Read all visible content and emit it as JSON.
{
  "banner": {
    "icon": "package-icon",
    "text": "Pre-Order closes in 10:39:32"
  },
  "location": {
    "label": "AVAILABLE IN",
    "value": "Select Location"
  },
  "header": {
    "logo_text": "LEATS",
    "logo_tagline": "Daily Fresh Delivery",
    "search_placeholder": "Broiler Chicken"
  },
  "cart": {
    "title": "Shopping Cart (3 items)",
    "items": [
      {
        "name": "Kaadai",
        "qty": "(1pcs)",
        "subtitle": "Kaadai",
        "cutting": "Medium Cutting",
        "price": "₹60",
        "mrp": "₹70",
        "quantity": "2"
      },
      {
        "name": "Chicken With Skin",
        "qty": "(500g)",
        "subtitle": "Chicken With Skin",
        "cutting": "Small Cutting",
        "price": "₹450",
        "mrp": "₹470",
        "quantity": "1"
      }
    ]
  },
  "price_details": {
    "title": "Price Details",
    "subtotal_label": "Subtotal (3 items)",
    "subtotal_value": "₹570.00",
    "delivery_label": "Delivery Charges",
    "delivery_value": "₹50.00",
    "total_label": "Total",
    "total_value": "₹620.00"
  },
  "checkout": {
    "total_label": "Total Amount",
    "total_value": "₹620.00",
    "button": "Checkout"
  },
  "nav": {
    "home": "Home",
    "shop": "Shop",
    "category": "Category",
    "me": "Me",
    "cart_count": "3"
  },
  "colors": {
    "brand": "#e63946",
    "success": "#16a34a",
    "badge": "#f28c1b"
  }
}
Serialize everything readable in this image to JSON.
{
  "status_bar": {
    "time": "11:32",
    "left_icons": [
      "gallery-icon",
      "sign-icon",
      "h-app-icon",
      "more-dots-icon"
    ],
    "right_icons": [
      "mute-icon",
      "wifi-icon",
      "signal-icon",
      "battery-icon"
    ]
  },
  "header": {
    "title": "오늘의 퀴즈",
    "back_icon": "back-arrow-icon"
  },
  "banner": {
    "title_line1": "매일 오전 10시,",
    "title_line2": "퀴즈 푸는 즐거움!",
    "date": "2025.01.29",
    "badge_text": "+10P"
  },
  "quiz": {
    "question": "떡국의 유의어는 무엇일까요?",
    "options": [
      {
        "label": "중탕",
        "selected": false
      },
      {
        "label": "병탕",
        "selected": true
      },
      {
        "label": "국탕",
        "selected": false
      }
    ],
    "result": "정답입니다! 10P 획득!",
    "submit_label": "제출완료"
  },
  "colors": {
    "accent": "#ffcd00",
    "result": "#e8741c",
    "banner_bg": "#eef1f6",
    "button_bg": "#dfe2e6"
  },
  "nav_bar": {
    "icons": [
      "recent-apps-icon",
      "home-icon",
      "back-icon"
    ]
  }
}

★ ★ ★ ★ ★ ★ ★

Extract all of the data above without altering anything.

Read all visible content and emit it as JSON.
{
  "banner": {
    "icon": "package-icon",
    "text": "Pre-Order closes in 10:39:32"
  },
  "location": {
    "label": "AVAILABLE IN",
    "value": "Select Location"
  },
  "header": {
    "logo_text": "LEATS",
    "logo_tagline": "Daily Fresh Delivery",
    "search_placeholder": "Broiler Chicken"
  },
  "cart": {
    "title": "Shopping Cart (3 items)",
    "items": [
      {
        "name": "Kaadai",
        "qty": "(1pcs)",
        "subtitle": "Kaadai",
        "cutting": "Medium Cutting",
        "price": "₹60",
        "mrp": "₹70",
        "quantity": "2"
      },
      {
        "name": "Chicken With Skin",
        "qty": "(500g)",
        "subtitle": "Chicken With Skin",
        "cutting": "Small Cutting",
        "price": "₹450",
        "mrp": "₹470",
        "quantity": "1"
      }
    ]
  },
  "price_details": {
    "title": "Price Details",
    "subtotal_label": "Subtotal (3 items)",
    "subtotal_value": "₹570.00",
    "delivery_label": "Delivery Charges",
    "delivery_value": "₹50.00",
    "total_label": "Total",
    "total_value": "₹620.00"
  },
  "checkout": {
    "total_label": "Total Amount",
    "total_value": "₹620.00",
    "button": "Checkout"
  },
  "nav": {
    "home": "Home",
    "shop": "Shop",
    "category": "Category",
    "me": "Me",
    "cart_count": "3"
  },
  "colors": {
    "brand": "#e63946",
    "success": "#16a34a",
    "badge": "#f28c1b"
  }
}
Serialize everything readable in this image to JSON.
{
  "status_bar": {
    "time": "11:32",
    "left_icons": [
      "gallery-icon",
      "sign-icon",
      "h-app-icon",
      "more-dots-icon"
    ],
    "right_icons": [
      "mute-icon",
      "wifi-icon",
      "signal-icon",
      "battery-icon"
    ]
  },
  "header": {
    "title": "오늘의 퀴즈",
    "back_icon": "back-arrow-icon"
  },
  "banner": {
    "title_line1": "매일 오전 10시,",
    "title_line2": "퀴즈 푸는 즐거움!",
    "date": "2025.01.29",
    "badge_text": "+10P"
  },
  "quiz": {
    "question": "떡국의 유의어는 무엇일까요?",
    "options": [
      {
        "label": "중탕",
        "selected": false
      },
      {
        "label": "병탕",
        "selected": true
      },
      {
        "label": "국탕",
        "selected": false
      }
    ],
    "result": "정답입니다! 10P 획득!",
    "submit_label": "제출완료"
  },
  "colors": {
    "accent": "#ffcd00",
    "result": "#e8741c",
    "banner_bg": "#eef1f6",
    "button_bg": "#dfe2e6"
  },
  "nav_bar": {
    "icons": [
      "recent-apps-icon",
      "home-icon",
      "back-icon"
    ]
  }
}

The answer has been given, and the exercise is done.